_ЗАДАНИЕ A_: Почему, судя по тексту о делегации УНР в Париже, её члены плохо понимали обстановку даже в собственном государстве? Ответьте одним–тремя предложениями.
_ЗАДАНИЕ B_: Перескажите текст о делегации УНР в Париже в двух предложениях.

_ИСХОДНЫЙ ТЕКСТ_:
+ + + +

Рассмотрение судьбы Восточной Галичины началось еще 21 января, и в рамках переустройства Европы всех интересовали прежде всего земли бывшей Австро-Венгрии, такие как Буковина и Закарпатье, а также западные окраины Российской империи: и Бессарабия, и еще Волынь.
Соответственно и галичане, которых уже безо всякого уважения к молодой государственности приписали к Польше, переживали только о своём. Как раз во время конференции Украинская галицкая армия билась с поляками, которые пользовались полной поддержкой Франции и активно наступали.
Кроме того, поставьте себя на место новорожденной украинской дипломатии: нет согласованного внешнеполитического курса, нет ни одного заранее подготовленного общего документа, переведенного на английский и французский, нет никаких инструкций из Киева, с которым и связи-то нет.
А поскольку интернет в те времена тоже отсутствовал, сами по себе члены делегации мало что смыслили в обстановке не то что в Европе — в собственном государстве, для которого они собирались добыть «мировое признание».
Уже в феврале 1919 года большевики вышибли УНР из Киева, а к марту из крупных городов под ее контролем находились только Житомир и Винница.
Галичанин Михаил Рудницкий, к этому времени ставший секретарем делегации УНР, отмечал, что «они приехали в Париж как новички, не зная сферы деятельности, лишенные всяких связей, веруя в саму «чистоту» справедливого дела» и каждый «имел цифры, даты, данные, «факты» — «в голове» и не удивительно, что чужаки не раз слышали или вычитывали на бумаге что-то совсем другое от разных (в оригинале — «ріжних») українських делегатів».

+ + + +

_ИСХОДНЫЕ СТРОКИ_:
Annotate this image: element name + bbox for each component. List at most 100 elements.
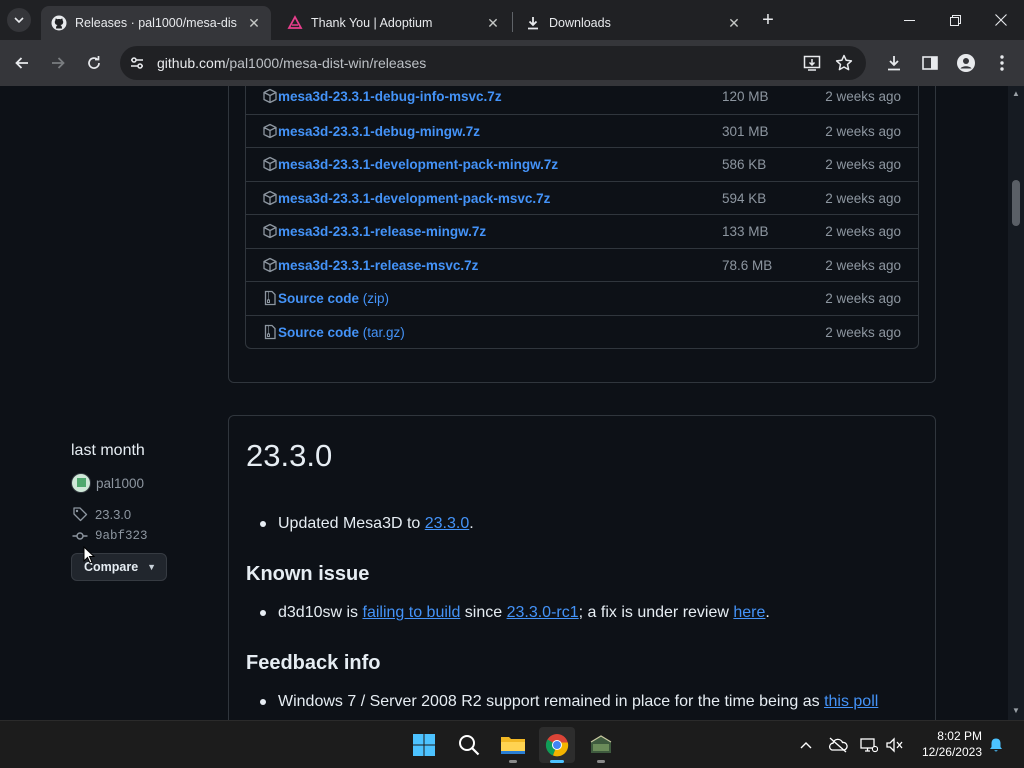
release-author[interactable]: pal1000 xyxy=(71,473,144,493)
asset-name[interactable]: mesa3d-23.3.1-debug-info-msvc.7z xyxy=(278,89,502,104)
github-icon xyxy=(51,15,67,31)
site-info-icon[interactable] xyxy=(128,54,146,72)
reload-button[interactable] xyxy=(82,51,106,75)
profile-icon[interactable] xyxy=(955,52,977,74)
package-icon xyxy=(263,88,277,104)
running-indicator xyxy=(597,760,605,763)
asset-row[interactable]: mesa3d-23.3.1-development-pack-msvc.7z 5… xyxy=(246,180,918,215)
avatar[interactable] xyxy=(71,473,91,493)
known-issue-text: d3d10sw is failing to build since 23.3.0… xyxy=(278,604,770,622)
source-code-row[interactable]: Source code (zip) 2 weeks ago xyxy=(246,281,918,315)
scrollbar-thumb[interactable] xyxy=(1012,180,1020,226)
restore-icon xyxy=(949,14,961,26)
asset-name[interactable]: mesa3d-23.3.1-debug-mingw.7z xyxy=(278,124,480,139)
rc1-link[interactable]: 23.3.0-rc1 xyxy=(507,604,579,621)
tab-strip: Releases · pal1000/mesa-dist-wi ✕ Thank … xyxy=(0,0,1024,40)
windows-logo-icon xyxy=(413,734,435,756)
adoptium-icon xyxy=(287,15,303,31)
failing-to-build-link[interactable]: failing to build xyxy=(363,604,461,621)
restore-button[interactable] xyxy=(932,0,978,40)
clock-date: 12/26/2023 xyxy=(921,745,982,759)
tab-adoptium[interactable]: Thank You | Adoptium ✕ xyxy=(277,6,510,40)
menu-kebab-icon[interactable] xyxy=(991,52,1013,74)
release-commit[interactable]: 9abf323 xyxy=(71,527,148,545)
volume-muted-icon[interactable] xyxy=(885,735,905,755)
commit-sha[interactable]: 9abf323 xyxy=(95,529,148,543)
close-icon[interactable]: ✕ xyxy=(725,14,743,32)
tag-name[interactable]: 23.3.0 xyxy=(95,507,131,522)
source-code-link[interactable]: Source code (zip) xyxy=(278,291,389,306)
url-path: /pal1000/mesa-dist-win/releases xyxy=(225,55,427,71)
taskbar-clock[interactable]: 8:02 PM 12/26/2023 xyxy=(912,728,982,760)
feedback-heading: Feedback info xyxy=(246,652,381,674)
poll-link[interactable]: this poll xyxy=(824,693,878,710)
tab-separator xyxy=(512,12,513,32)
browser-toolbar: github.com/pal1000/mesa-dist-win/release… xyxy=(0,40,1024,86)
asset-date: 2 weeks ago xyxy=(825,190,901,206)
release-note-update: Updated Mesa3D to 23.3.0. xyxy=(278,515,474,533)
source-code-format: (zip) xyxy=(362,291,390,306)
tab-search-button[interactable] xyxy=(7,8,31,32)
asset-row[interactable]: mesa3d-23.3.1-release-mingw.7z 133 MB 2 … xyxy=(246,214,918,248)
tab-downloads[interactable]: Downloads ✕ xyxy=(515,6,751,40)
asset-name[interactable]: mesa3d-23.3.1-development-pack-mingw.7z xyxy=(278,157,558,172)
back-button[interactable] xyxy=(10,51,34,75)
side-panel-icon[interactable] xyxy=(919,52,941,74)
notifications-bell-icon[interactable] xyxy=(986,735,1006,755)
close-icon[interactable]: ✕ xyxy=(245,14,263,32)
asset-date: 2 weeks ago xyxy=(825,123,901,139)
note-text: . xyxy=(765,604,770,621)
asset-size: 586 KB xyxy=(722,157,767,172)
asset-row[interactable]: mesa3d-23.3.1-debug-mingw.7z 301 MB 2 we… xyxy=(246,113,918,148)
page-scrollbar[interactable]: ▲ ▼ xyxy=(1008,86,1024,720)
forward-button[interactable] xyxy=(46,51,70,75)
release-title[interactable]: 23.3.0 xyxy=(246,438,332,474)
asset-size: 594 KB xyxy=(722,190,767,206)
new-tab-button[interactable]: + xyxy=(757,9,779,31)
file-explorer-button[interactable] xyxy=(495,727,531,763)
file-zip-icon xyxy=(264,290,276,306)
version-link[interactable]: 23.3.0 xyxy=(425,515,469,532)
game-app-taskbar-button[interactable] xyxy=(583,727,619,763)
source-code-row[interactable]: Source code (tar.gz) 2 weeks ago xyxy=(246,314,918,349)
taskbar-search-button[interactable] xyxy=(451,727,487,763)
url-text[interactable]: github.com/pal1000/mesa-dist-win/release… xyxy=(157,55,426,71)
install-app-icon[interactable] xyxy=(803,54,821,72)
show-hidden-icons-icon[interactable] xyxy=(796,735,816,755)
release-tag[interactable]: 23.3.0 xyxy=(71,505,131,523)
close-icon xyxy=(995,14,1007,26)
close-window-button[interactable] xyxy=(978,0,1024,40)
address-bar[interactable]: github.com/pal1000/mesa-dist-win/release… xyxy=(120,46,866,80)
asset-row[interactable]: mesa3d-23.3.1-release-msvc.7z 78.6 MB 2 … xyxy=(246,247,918,282)
scroll-down-icon[interactable]: ▼ xyxy=(1012,707,1020,715)
scroll-up-icon[interactable]: ▲ xyxy=(1012,90,1020,98)
page-content[interactable]: mesa3d-23.3.1-debug-info-msvc.7z 120 MB … xyxy=(0,86,1008,720)
source-code-link[interactable]: Source code (tar.gz) xyxy=(278,325,405,340)
asset-row[interactable]: mesa3d-23.3.1-debug-info-msvc.7z 120 MB … xyxy=(246,86,918,114)
running-indicator xyxy=(550,760,564,763)
chrome-taskbar-button[interactable] xyxy=(539,727,575,763)
start-button[interactable] xyxy=(406,727,442,763)
asset-row[interactable]: mesa3d-23.3.1-development-pack-mingw.7z … xyxy=(246,147,918,181)
asset-date: 2 weeks ago xyxy=(825,224,901,239)
tab-releases[interactable]: Releases · pal1000/mesa-dist-wi ✕ xyxy=(41,6,271,40)
onedrive-offline-icon[interactable] xyxy=(828,735,848,755)
minimize-button[interactable] xyxy=(886,0,932,40)
note-text: Windows 7 / Server 2008 R2 support remai… xyxy=(278,693,825,710)
bullet xyxy=(260,699,268,707)
bookmark-star-icon[interactable] xyxy=(835,54,853,72)
here-link[interactable]: here xyxy=(733,604,765,621)
author-name[interactable]: pal1000 xyxy=(96,476,144,491)
asset-name[interactable]: mesa3d-23.3.1-release-mingw.7z xyxy=(278,224,486,239)
downloads-icon[interactable] xyxy=(883,52,905,74)
network-icon[interactable] xyxy=(859,735,879,755)
release-meta: last month pal1000 23.3.0 9abf323 Compar… xyxy=(71,442,221,581)
asset-size: 78.6 MB xyxy=(722,257,773,273)
close-icon[interactable]: ✕ xyxy=(484,14,502,32)
arrow-right-icon xyxy=(52,57,65,69)
asset-date: 2 weeks ago xyxy=(825,157,901,172)
package-icon xyxy=(263,257,277,272)
package-icon xyxy=(263,190,277,205)
asset-name[interactable]: mesa3d-23.3.1-release-msvc.7z xyxy=(278,258,478,273)
asset-name[interactable]: mesa3d-23.3.1-development-pack-msvc.7z xyxy=(278,191,550,206)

+ + + +

_РЕЗУЛЬТАТ A_: Из Киева делегация не получала никаких инструкций, и связи с ним практически не было. Интернета в те времена тоже не существовало.

_РЕЗУЛЬТАТ B_: Пока на конференции решалась судьба Восточной Галичины и других земель, Украинская галицкая армия воевала с поляками, а большевики в феврале 1919 года выбили УНР из Киева, так что к марту из крупных городов у неё оставались только Житомир и Винница. Делегация УНР приехала в Париж без согласованного курса, подготовленных документов, инструкций и связи с Киевом, и, по словам Михаила Рудницкого, её члены были новичками без связей, а у каждого были свои данные, так что иностранцы слышали от разных делегатов совсем разное.